---------- Supplied material ----------

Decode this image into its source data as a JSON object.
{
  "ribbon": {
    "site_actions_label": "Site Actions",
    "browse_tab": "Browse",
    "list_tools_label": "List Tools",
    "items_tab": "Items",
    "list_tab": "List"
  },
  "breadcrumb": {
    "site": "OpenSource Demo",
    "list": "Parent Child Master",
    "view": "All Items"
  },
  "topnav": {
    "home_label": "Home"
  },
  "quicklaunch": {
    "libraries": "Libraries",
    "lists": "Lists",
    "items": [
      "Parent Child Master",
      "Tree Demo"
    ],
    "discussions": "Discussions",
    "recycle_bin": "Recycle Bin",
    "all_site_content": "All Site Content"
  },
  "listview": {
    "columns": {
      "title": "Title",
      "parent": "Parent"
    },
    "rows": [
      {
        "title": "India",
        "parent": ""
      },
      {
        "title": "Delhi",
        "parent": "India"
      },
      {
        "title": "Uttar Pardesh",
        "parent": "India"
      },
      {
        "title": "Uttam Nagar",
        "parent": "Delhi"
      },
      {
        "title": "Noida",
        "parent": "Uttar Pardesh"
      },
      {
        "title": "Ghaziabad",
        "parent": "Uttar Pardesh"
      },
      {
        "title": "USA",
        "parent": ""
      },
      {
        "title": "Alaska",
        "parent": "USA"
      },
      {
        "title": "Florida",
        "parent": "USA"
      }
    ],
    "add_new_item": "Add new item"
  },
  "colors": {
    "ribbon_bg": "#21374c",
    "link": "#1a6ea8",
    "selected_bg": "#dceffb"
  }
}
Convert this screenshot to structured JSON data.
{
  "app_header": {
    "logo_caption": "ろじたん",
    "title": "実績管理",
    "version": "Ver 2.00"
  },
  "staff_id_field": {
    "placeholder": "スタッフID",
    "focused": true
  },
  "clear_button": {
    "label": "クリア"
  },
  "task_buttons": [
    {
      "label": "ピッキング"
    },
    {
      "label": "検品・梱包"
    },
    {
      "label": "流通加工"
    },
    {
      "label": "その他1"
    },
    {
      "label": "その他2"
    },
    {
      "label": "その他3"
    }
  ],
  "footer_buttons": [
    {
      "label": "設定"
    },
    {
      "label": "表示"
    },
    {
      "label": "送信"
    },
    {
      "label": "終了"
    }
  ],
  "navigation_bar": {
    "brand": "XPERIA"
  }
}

----------

### Task statement
Select the lines from the entries that include the word "data".

### Result
Decode this image into its source data as a JSON object.
Convert this screenshot to structured JSON data.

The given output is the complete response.